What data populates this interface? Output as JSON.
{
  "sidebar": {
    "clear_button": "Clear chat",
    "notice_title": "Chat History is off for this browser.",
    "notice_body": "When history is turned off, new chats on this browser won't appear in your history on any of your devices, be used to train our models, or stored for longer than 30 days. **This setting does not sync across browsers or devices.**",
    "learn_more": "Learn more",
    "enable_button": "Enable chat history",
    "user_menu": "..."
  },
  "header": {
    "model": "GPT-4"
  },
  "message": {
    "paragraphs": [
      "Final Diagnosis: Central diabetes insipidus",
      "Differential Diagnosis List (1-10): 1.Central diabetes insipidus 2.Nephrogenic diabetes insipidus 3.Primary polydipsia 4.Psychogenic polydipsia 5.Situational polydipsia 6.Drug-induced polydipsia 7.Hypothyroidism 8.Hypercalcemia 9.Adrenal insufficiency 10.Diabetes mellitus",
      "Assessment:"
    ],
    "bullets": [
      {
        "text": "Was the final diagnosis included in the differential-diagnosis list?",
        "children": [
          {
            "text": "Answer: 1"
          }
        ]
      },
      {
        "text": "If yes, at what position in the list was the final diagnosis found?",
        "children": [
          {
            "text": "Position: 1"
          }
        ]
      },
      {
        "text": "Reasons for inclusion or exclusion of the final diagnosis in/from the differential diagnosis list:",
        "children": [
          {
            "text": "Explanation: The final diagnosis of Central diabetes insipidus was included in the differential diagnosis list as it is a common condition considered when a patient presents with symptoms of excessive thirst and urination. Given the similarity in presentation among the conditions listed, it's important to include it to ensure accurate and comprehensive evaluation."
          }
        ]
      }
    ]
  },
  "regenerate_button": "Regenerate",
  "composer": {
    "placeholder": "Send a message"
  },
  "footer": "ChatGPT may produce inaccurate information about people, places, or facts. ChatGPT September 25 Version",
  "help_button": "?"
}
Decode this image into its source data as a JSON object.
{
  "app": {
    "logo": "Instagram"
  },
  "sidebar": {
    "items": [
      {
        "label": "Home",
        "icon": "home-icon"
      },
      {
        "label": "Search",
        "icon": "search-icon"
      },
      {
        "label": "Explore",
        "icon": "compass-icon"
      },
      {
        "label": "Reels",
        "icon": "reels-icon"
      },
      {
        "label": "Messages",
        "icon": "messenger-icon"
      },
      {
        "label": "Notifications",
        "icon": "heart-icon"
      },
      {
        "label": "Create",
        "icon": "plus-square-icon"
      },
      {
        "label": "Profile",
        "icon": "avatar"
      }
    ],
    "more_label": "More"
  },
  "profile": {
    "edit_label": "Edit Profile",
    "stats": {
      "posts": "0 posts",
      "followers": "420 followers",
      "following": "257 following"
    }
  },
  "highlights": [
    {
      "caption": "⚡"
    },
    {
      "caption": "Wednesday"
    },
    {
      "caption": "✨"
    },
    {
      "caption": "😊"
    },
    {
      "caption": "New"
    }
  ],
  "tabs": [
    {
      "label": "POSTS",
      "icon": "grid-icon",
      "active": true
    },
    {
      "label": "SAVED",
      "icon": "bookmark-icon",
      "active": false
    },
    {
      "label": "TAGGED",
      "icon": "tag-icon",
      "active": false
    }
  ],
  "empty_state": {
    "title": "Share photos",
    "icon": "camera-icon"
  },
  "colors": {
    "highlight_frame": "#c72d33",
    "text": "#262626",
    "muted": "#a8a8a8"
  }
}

--------------------

• **Exercise**
Write out the lines above, starting at the line that contains "Decode this image" and ending with the final line, and nothing else; copy them exactly.

• **Task answer**
Decode this image into its source data as a JSON object.
{
  "app": {
    "logo": "Instagram"
  },
  "sidebar": {
    "items": [
      {
        "label": "Home",
        "icon": "home-icon"
      },
      {
        "label": "Search",
        "icon": "search-icon"
      },
      {
        "label": "Explore",
        "icon": "compass-icon"
      },
      {
        "label": "Reels",
        "icon": "reels-icon"
      },
      {
        "label": "Messages",
        "icon": "messenger-icon"
      },
      {
        "label": "Notifications",
        "icon": "heart-icon"
      },
      {
        "label": "Create",
        "icon": "plus-square-icon"
      },
      {
        "label": "Profile",
        "icon": "avatar"
      }
    ],
    "more_label": "More"
  },
  "profile": {
    "edit_label": "Edit Profile",
    "stats": {
      "posts": "0 posts",
      "followers": "420 followers",
      "following": "257 following"
    }
  },
  "highlights": [
    {
      "caption": "⚡"
    },
    {
      "caption": "Wednesday"
    },
    {
      "caption": "✨"
    },
    {
      "caption": "😊"
    },
    {
      "caption": "New"
    }
  ],
  "tabs": [
    {
      "label": "POSTS",
      "icon": "grid-icon",
      "active": true
    },
    {
      "label": "SAVED",
      "icon": "bookmark-icon",
      "active": false
    },
    {
      "label": "TAGGED",
      "icon": "tag-icon",
      "active": false
    }
  ],
  "empty_state": {
    "title": "Share photos",
    "icon": "camera-icon"
  },
  "colors": {
    "highlight_frame": "#c72d33",
    "text": "#262626",
    "muted": "#a8a8a8"
  }
}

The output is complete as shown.